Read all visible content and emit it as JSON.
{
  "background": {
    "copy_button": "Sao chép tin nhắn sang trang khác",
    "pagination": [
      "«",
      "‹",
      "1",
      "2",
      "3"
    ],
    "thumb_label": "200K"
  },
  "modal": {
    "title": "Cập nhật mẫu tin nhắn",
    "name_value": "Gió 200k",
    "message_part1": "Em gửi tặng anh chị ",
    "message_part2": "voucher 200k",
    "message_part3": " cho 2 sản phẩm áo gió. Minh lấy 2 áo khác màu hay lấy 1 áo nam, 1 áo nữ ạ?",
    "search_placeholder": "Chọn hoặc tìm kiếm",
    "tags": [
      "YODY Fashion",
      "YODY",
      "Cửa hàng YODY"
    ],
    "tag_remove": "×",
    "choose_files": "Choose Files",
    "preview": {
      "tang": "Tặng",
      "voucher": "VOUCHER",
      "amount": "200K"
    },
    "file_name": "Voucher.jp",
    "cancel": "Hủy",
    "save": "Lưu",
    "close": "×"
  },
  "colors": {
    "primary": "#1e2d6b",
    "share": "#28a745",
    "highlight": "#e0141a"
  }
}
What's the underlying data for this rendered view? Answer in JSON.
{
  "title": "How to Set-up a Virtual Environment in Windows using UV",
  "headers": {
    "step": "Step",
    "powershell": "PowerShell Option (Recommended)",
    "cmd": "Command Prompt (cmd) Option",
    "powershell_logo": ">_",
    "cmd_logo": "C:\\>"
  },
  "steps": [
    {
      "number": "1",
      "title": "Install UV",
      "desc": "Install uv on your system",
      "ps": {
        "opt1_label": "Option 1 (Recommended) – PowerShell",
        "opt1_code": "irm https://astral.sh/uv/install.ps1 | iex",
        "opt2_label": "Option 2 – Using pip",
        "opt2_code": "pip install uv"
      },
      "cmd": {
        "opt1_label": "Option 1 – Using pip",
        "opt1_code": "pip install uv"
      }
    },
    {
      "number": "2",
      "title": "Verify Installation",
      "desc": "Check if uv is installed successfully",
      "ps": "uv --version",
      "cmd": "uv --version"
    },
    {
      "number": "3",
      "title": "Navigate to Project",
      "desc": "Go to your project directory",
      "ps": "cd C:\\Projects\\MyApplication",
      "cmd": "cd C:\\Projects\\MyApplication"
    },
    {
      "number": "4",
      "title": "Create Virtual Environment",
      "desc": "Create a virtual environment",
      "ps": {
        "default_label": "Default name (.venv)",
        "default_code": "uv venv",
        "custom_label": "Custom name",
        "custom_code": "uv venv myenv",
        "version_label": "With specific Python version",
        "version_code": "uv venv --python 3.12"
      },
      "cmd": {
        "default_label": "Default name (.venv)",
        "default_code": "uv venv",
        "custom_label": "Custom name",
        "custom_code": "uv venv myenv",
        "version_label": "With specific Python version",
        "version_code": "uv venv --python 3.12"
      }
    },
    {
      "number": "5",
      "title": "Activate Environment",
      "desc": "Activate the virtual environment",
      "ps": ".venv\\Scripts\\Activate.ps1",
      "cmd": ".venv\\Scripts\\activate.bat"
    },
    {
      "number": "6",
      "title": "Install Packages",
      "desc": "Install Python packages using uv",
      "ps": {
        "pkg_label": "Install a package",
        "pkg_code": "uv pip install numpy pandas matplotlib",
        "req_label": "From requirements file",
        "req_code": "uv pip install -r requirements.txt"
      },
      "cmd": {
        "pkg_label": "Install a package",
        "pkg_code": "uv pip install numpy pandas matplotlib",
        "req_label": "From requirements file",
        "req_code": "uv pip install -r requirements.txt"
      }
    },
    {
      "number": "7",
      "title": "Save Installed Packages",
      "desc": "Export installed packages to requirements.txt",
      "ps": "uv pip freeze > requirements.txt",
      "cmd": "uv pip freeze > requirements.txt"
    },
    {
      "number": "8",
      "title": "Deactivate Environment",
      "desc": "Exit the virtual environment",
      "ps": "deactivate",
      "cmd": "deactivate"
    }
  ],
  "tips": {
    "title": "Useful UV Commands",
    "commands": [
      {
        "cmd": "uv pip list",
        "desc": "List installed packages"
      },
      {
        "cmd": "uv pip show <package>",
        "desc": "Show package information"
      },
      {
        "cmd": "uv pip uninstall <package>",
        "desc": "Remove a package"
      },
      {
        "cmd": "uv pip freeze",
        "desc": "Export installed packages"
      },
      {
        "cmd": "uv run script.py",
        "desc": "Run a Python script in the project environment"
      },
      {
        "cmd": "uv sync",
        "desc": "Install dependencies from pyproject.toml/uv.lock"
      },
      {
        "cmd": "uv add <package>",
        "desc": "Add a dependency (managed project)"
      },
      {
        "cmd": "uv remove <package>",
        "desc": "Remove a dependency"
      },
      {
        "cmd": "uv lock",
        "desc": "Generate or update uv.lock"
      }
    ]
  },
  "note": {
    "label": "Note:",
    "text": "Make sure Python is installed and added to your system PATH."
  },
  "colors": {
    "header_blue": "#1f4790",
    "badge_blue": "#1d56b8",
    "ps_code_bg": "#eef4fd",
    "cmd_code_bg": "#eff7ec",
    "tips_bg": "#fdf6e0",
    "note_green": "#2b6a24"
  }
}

....................

### [Stated exercise]
Repeat the entries above exactly, leaving nothing out.

### [Complete answer]
Read all visible content and emit it as JSON.
{
  "background": {
    "copy_button": "Sao chép tin nhắn sang trang khác",
    "pagination": [
      "«",
      "‹",
      "1",
      "2",
      "3"
    ],
    "thumb_label": "200K"
  },
  "modal": {
    "title": "Cập nhật mẫu tin nhắn",
    "name_value": "Gió 200k",
    "message_part1": "Em gửi tặng anh chị ",
    "message_part2": "voucher 200k",
    "message_part3": " cho 2 sản phẩm áo gió. Minh lấy 2 áo khác màu hay lấy 1 áo nam, 1 áo nữ ạ?",
    "search_placeholder": "Chọn hoặc tìm kiếm",
    "tags": [
      "YODY Fashion",
      "YODY",
      "Cửa hàng YODY"
    ],
    "tag_remove": "×",
    "choose_files": "Choose Files",
    "preview": {
      "tang": "Tặng",
      "voucher": "VOUCHER",
      "amount": "200K"
    },
    "file_name": "Voucher.jp",
    "cancel": "Hủy",
    "save": "Lưu",
    "close": "×"
  },
  "colors": {
    "primary": "#1e2d6b",
    "share": "#28a745",
    "highlight": "#e0141a"
  }
}
What's the underlying data for this rendered view? Answer in JSON.
{
  "title": "How to Set-up a Virtual Environment in Windows using UV",
  "headers": {
    "step": "Step",
    "powershell": "PowerShell Option (Recommended)",
    "cmd": "Command Prompt (cmd) Option",
    "powershell_logo": ">_",
    "cmd_logo": "C:\\>"
  },
  "steps": [
    {
      "number": "1",
      "title": "Install UV",
      "desc": "Install uv on your system",
      "ps": {
        "opt1_label": "Option 1 (Recommended) – PowerShell",
        "opt1_code": "irm https://astral.sh/uv/install.ps1 | iex",
        "opt2_label": "Option 2 – Using pip",
        "opt2_code": "pip install uv"
      },
      "cmd": {
        "opt1_label": "Option 1 – Using pip",
        "opt1_code": "pip install uv"
      }
    },
    {
      "number": "2",
      "title": "Verify Installation",
      "desc": "Check if uv is installed successfully",
      "ps": "uv --version",
      "cmd": "uv --version"
    },
    {
      "number": "3",
      "title": "Navigate to Project",
      "desc": "Go to your project directory",
      "ps": "cd C:\\Projects\\MyApplication",
      "cmd": "cd C:\\Projects\\MyApplication"
    },
    {
      "number": "4",
      "title": "Create Virtual Environment",
      "desc": "Create a virtual environment",
      "ps": {
        "default_label": "Default name (.venv)",
        "default_code": "uv venv",
        "custom_label": "Custom name",
        "custom_code": "uv venv myenv",
        "version_label": "With specific Python version",
        "version_code": "uv venv --python 3.12"
      },
      "cmd": {
        "default_label": "Default name (.venv)",
        "default_code": "uv venv",
        "custom_label": "Custom name",
        "custom_code": "uv venv myenv",
        "version_label": "With specific Python version",
        "version_code": "uv venv --python 3.12"
      }
    },
    {
      "number": "5",
      "title": "Activate Environment",
      "desc": "Activate the virtual environment",
      "ps": ".venv\\Scripts\\Activate.ps1",
      "cmd": ".venv\\Scripts\\activate.bat"
    },
    {
      "number": "6",
      "title": "Install Packages",
      "desc": "Install Python packages using uv",
      "ps": {
        "pkg_label": "Install a package",
        "pkg_code": "uv pip install numpy pandas matplotlib",
        "req_label": "From requirements file",
        "req_code": "uv pip install -r requirements.txt"
      },
      "cmd": {
        "pkg_label": "Install a package",
        "pkg_code": "uv pip install numpy pandas matplotlib",
        "req_label": "From requirements file",
        "req_code": "uv pip install -r requirements.txt"
      }
    },
    {
      "number": "7",
      "title": "Save Installed Packages",
      "desc": "Export installed packages to requirements.txt",
      "ps": "uv pip freeze > requirements.txt",
      "cmd": "uv pip freeze > requirements.txt"
    },
    {
      "number": "8",
      "title": "Deactivate Environment",
      "desc": "Exit the virtual environment",
      "ps": "deactivate",
      "cmd": "deactivate"
    }
  ],
  "tips": {
    "title": "Useful UV Commands",
    "commands": [
      {
        "cmd": "uv pip list",
        "desc": "List installed packages"
      },
      {
        "cmd": "uv pip show <package>",
        "desc": "Show package information"
      },
      {
        "cmd": "uv pip uninstall <package>",
        "desc": "Remove a package"
      },
      {
        "cmd": "uv pip freeze",
        "desc": "Export installed packages"
      },
      {
        "cmd": "uv run script.py",
        "desc": "Run a Python script in the project environment"
      },
      {
        "cmd": "uv sync",
        "desc": "Install dependencies from pyproject.toml/uv.lock"
      },
      {
        "cmd": "uv add <package>",
        "desc": "Add a dependency (managed project)"
      },
      {
        "cmd": "uv remove <package>",
        "desc": "Remove a dependency"
      },
      {
        "cmd": "uv lock",
        "desc": "Generate or update uv.lock"
      }
    ]
  },
  "note": {
    "label": "Note:",
    "text": "Make sure Python is installed and added to your system PATH."
  },
  "colors": {
    "header_blue": "#1f4790",
    "badge_blue": "#1d56b8",
    "ps_code_bg": "#eef4fd",
    "cmd_code_bg": "#eff7ec",
    "tips_bg": "#fdf6e0",
    "note_green": "#2b6a24"
  }
}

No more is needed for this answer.